- EXERCISE INSTRUCTIONS
Write out the listing exactly as it is given.

- DATASET EXCERPTS
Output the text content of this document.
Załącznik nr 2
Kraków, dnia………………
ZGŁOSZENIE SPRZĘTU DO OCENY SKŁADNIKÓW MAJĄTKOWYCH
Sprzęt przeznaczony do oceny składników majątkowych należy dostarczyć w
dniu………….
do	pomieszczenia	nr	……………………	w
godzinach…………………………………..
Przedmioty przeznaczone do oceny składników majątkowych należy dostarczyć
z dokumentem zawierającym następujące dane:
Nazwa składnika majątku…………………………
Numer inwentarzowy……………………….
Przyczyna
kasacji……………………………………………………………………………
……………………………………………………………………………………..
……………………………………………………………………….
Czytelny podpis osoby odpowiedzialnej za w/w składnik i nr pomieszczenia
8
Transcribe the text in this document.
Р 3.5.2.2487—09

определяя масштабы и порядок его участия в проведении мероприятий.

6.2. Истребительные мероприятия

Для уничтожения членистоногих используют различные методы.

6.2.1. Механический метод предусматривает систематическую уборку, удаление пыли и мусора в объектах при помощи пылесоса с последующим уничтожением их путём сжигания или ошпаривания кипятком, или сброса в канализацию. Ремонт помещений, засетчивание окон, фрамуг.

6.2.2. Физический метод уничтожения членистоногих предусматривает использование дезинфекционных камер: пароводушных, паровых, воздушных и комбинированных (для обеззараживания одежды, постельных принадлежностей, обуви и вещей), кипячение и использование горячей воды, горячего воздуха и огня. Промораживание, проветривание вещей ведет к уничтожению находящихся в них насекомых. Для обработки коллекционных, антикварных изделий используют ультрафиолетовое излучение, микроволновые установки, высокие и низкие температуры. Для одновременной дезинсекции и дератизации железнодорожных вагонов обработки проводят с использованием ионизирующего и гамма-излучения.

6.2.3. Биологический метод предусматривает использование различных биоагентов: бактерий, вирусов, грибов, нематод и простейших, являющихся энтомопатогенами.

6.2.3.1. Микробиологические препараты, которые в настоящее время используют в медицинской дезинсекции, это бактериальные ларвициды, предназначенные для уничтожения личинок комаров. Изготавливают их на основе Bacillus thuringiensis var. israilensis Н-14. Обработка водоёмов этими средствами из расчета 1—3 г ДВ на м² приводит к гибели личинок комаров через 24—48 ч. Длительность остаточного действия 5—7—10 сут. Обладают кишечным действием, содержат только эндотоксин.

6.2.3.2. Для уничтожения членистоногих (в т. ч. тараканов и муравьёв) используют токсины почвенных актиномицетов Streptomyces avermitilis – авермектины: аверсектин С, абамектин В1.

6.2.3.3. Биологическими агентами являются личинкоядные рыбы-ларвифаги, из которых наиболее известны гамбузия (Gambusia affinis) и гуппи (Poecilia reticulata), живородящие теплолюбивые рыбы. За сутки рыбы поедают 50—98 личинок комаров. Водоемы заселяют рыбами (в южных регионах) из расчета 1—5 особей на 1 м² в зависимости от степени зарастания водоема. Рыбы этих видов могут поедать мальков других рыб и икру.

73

- COMPLETED EXERCISE
Output the text content of this document.
Załącznik nr 2
Kraków, dnia………………
ZGŁOSZENIE SPRZĘTU DO OCENY SKŁADNIKÓW MAJĄTKOWYCH
Sprzęt przeznaczony do oceny składników majątkowych należy dostarczyć w
dniu………….
do	pomieszczenia	nr	……………………	w
godzinach…………………………………..
Przedmioty przeznaczone do oceny składników majątkowych należy dostarczyć
z dokumentem zawierającym następujące dane:
Nazwa składnika majątku…………………………
Numer inwentarzowy……………………….
Przyczyna
kasacji……………………………………………………………………………
……………………………………………………………………………………..
……………………………………………………………………….
Czytelny podpis osoby odpowiedzialnej za w/w składnik i nr pomieszczenia
8
Transcribe the text in this document.
Р 3.5.2.2487—09

определяя масштабы и порядок его участия в проведении мероприятий.

6.2. Истребительные мероприятия

Для уничтожения членистоногих используют различные методы.

6.2.1. Механический метод предусматривает систематическую уборку, удаление пыли и мусора в объектах при помощи пылесоса с последующим уничтожением их путём сжигания или ошпаривания кипятком, или сброса в канализацию. Ремонт помещений, засетчивание окон, фрамуг.

6.2.2. Физический метод уничтожения членистоногих предусматривает использование дезинфекционных камер: пароводушных, паровых, воздушных и комбинированных (для обеззараживания одежды, постельных принадлежностей, обуви и вещей), кипячение и использование горячей воды, горячего воздуха и огня. Промораживание, проветривание вещей ведет к уничтожению находящихся в них насекомых. Для обработки коллекционных, антикварных изделий используют ультрафиолетовое излучение, микроволновые установки, высокие и низкие температуры. Для одновременной дезинсекции и дератизации железнодорожных вагонов обработки проводят с использованием ионизирующего и гамма-излучения.

6.2.3. Биологический метод предусматривает использование различных биоагентов: бактерий, вирусов, грибов, нематод и простейших, являющихся энтомопатогенами.

6.2.3.1. Микробиологические препараты, которые в настоящее время используют в медицинской дезинсекции, это бактериальные ларвициды, предназначенные для уничтожения личинок комаров. Изготавливают их на основе Bacillus thuringiensis var. israilensis Н-14. Обработка водоёмов этими средствами из расчета 1—3 г ДВ на м² приводит к гибели личинок комаров через 24—48 ч. Длительность остаточного действия 5—7—10 сут. Обладают кишечным действием, содержат только эндотоксин.

6.2.3.2. Для уничтожения членистоногих (в т. ч. тараканов и муравьёв) используют токсины почвенных актиномицетов Streptomyces avermitilis – авермектины: аверсектин С, абамектин В1.

6.2.3.3. Биологическими агентами являются личинкоядные рыбы-ларвифаги, из которых наиболее известны гамбузия (Gambusia affinis) и гуппи (Poecilia reticulata), живородящие теплолюбивые рыбы. За сутки рыбы поедают 50—98 личинок комаров. Водоемы заселяют рыбами (в южных регионах) из расчета 1—5 особей на 1 м² в зависимости от степени зарастания водоема. Рыбы этих видов могут поедать мальков других рыб и икру.

73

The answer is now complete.